◆ Text passage
***

Back to Community
Long-only Trading Strategy with NLP derived Social Media Sentiment - Tear Sheet Attached

Hey all,

Trader mood indices attempt to measure the emotional pulse of the markets; How bullish are traders on $GOOG? or How bearish are traders on $SPY? and Are people equally bullish and bearish on $AAPL?

In order to see what trader mood indices might look like in a trading strategy, I collaborated with the folks over at PsychSignal and backtested a trading strategy based off their data.

The strategy is pretty simple. The PsychSignal dataset is derived from a natural language processing engine that detects bullish/bearish trader moods from raw messages. I follow the BULLISH indicators within the NASDAQ 100 to create a long-only strategy. The raw messages that the scores are based off of are from Stocktwits - you can check out previous work with them here.

PsychSignal has datasets that date back to 2009 with sources like StockTwits, Twitter, T3Live Chat and other private stock chat rooms.

***

◆ Material provided
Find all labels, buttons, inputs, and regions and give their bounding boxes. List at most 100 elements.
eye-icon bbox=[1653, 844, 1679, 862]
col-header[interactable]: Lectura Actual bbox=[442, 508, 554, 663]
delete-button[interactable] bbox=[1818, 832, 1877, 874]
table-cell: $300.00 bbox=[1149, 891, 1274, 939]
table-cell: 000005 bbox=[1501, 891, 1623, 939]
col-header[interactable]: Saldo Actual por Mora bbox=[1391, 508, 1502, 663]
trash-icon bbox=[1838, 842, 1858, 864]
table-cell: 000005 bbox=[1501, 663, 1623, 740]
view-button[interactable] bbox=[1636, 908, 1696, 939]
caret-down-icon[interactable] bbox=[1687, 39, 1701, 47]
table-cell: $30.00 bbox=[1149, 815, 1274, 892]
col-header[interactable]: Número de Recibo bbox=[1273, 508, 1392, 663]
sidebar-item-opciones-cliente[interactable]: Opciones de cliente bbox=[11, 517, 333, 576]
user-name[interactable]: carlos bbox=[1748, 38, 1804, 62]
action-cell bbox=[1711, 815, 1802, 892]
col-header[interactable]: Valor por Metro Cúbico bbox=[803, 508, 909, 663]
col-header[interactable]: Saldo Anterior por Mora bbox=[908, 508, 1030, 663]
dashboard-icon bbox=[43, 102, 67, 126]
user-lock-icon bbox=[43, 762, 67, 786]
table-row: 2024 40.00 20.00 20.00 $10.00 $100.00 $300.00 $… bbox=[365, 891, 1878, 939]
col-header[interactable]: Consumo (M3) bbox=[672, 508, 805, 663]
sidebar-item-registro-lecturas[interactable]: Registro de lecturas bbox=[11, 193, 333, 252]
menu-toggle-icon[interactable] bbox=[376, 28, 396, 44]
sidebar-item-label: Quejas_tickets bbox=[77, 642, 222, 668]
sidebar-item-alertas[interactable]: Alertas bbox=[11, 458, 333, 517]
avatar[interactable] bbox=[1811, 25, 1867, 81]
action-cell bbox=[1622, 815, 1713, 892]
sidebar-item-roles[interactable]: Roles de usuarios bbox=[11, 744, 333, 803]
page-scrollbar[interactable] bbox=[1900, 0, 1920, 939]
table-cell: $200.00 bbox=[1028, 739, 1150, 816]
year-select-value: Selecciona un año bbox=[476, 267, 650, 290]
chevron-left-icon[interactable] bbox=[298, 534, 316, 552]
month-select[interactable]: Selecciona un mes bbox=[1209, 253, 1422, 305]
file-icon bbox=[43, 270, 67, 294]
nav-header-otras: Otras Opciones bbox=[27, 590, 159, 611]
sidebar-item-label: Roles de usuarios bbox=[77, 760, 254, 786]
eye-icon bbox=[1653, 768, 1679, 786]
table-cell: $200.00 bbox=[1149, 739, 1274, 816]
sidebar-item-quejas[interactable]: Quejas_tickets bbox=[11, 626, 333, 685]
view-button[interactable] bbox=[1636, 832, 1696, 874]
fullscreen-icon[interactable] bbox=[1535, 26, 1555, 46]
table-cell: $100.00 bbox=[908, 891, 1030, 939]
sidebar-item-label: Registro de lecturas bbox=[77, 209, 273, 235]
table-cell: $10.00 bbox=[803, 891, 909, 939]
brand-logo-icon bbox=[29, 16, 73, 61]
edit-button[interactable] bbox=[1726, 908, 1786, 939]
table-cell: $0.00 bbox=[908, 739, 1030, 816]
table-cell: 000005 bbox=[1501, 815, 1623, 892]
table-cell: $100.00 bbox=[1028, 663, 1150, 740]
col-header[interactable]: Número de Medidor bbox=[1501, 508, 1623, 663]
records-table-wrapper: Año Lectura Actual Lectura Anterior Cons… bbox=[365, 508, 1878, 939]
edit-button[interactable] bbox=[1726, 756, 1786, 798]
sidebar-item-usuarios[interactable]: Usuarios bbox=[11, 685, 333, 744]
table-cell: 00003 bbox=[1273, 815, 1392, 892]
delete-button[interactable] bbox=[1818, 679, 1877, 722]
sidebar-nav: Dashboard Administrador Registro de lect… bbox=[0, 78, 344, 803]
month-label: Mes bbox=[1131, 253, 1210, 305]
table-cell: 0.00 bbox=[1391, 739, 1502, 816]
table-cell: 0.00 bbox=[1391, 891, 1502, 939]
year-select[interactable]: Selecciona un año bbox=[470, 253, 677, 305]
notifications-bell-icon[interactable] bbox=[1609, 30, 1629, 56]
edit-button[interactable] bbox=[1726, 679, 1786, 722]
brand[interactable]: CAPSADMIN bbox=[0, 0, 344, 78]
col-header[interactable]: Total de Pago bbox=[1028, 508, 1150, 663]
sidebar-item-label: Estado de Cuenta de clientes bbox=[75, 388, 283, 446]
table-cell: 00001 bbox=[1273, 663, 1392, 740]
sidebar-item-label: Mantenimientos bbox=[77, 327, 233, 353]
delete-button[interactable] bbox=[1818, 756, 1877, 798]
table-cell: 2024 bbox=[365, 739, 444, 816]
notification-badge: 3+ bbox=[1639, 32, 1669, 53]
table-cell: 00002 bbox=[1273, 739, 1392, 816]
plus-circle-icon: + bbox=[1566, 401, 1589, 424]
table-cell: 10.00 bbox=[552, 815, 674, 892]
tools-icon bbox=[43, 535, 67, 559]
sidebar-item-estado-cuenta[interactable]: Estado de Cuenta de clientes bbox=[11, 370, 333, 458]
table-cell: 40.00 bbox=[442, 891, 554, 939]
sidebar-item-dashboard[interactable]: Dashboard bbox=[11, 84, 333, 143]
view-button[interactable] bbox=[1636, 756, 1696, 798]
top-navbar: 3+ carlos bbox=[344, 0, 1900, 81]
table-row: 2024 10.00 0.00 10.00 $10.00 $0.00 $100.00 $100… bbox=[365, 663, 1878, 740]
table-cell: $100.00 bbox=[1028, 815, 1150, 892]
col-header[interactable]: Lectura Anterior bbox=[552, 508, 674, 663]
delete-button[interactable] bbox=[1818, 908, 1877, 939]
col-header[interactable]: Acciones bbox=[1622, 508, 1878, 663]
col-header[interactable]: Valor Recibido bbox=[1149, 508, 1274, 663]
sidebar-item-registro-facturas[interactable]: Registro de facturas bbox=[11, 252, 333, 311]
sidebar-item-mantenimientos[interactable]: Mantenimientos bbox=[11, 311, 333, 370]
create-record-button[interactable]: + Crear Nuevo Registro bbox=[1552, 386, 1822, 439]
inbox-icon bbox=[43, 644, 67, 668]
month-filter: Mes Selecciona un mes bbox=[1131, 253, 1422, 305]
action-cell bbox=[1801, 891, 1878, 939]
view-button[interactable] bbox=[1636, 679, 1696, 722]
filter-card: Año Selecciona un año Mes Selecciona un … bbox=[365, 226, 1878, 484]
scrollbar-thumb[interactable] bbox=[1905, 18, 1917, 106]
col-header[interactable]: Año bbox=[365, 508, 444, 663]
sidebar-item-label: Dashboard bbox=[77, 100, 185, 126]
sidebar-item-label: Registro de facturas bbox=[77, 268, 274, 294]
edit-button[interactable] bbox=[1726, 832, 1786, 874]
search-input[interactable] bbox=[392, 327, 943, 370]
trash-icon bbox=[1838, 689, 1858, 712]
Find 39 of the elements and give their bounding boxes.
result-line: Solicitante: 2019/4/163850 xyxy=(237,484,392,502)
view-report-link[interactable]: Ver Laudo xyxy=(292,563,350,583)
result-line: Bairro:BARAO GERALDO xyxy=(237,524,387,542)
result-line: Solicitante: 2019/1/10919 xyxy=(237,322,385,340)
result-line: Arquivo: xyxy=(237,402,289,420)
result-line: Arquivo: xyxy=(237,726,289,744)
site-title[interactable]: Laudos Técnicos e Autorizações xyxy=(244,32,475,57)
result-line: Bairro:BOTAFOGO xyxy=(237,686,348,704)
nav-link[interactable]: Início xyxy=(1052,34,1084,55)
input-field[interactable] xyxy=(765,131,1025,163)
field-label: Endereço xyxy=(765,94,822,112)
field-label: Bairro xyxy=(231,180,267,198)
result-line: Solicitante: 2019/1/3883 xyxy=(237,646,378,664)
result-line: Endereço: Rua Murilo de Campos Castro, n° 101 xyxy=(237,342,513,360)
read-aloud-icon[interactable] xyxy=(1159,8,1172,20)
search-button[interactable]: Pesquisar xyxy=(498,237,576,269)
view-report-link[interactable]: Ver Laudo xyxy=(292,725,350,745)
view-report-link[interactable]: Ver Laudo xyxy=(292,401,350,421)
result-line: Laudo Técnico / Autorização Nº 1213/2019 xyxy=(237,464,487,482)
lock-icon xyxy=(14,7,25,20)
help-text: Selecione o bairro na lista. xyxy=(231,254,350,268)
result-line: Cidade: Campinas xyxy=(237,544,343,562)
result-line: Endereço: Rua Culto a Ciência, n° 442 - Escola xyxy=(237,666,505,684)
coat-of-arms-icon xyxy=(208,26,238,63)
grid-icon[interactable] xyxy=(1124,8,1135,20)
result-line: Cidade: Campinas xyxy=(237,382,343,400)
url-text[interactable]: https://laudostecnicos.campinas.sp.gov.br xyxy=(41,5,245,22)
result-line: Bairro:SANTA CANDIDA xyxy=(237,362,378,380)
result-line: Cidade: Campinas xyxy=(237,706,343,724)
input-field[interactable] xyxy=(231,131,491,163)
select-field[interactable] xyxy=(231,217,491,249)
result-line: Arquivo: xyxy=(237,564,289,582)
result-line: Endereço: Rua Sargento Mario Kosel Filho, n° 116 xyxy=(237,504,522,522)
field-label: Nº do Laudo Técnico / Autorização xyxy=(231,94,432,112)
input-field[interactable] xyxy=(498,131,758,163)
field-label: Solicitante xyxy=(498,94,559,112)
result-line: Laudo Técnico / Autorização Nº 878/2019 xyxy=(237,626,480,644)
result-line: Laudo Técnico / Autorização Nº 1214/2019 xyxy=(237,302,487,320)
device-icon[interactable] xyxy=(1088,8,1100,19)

***

◆ Work to complete
1. In the trading-strategy post:
(a) With whom did the poster collaborate to backtest the strategy?
(b) Within which index does the poster follow the bullish indicators?
(c) How far back do the PsychSignal datasets date?
2. Carry on the trading-strategy post from the point where it stops.
The rows are separate material, unrelated to the trading-strategy post.

◆ Written responses
1.
(a) PsychSignal.
(b) The NASDAQ 100.
(c) 2009.

2.
Here are the strategy notes:

Data Fields Used:

  • Bullish Intensity (-5 - 5) – The PsychSignal bullish sentiment score
  • Bullish Minus Bearish Intensity score (-5 - 5) – The PsychSignal bullish minus bearish sentiment score
  • Number of Message Analyzed – The total number of messages analyzed

Strategy Notes:

  • Look for where total messages over the last 30 days are greater than 50
  • Look for where the average bullish - bearish signal is greater than 0
  • Score each security by it's bullish_intensity level and the number of bull messages
  • Go long on the top 7 securities scored by our factor ranking

While the backtest outperforms the market, there are still many more roads to explore. Roads that any interested quant is free to travel down. On that note, Dr. Checkley from PsychSignal comments that:

“There are no short positions, which goes hand-in-hand with the beta problem. But clearly, it would be no great challenge to, say, “invert” the analysis above and seek-out strong bear signals for short trades. And there is unlimited scope for changing filters, the buy and sell rules, the universe of stocks, etc. As you get comfortable with using these sentiment metrics, we recommend blending the bull and bear measures with other indicators, such as long and short-term price trend or trade volume. You can also use a more sophisticated model, such as a Neural Network, to create your predictions and trading signals. With hundreds of heavily-tweeted stocks and assets to choose from, and your full arsenal of analytical tools and algorithm-refinements, you can improve on our results in short-order.”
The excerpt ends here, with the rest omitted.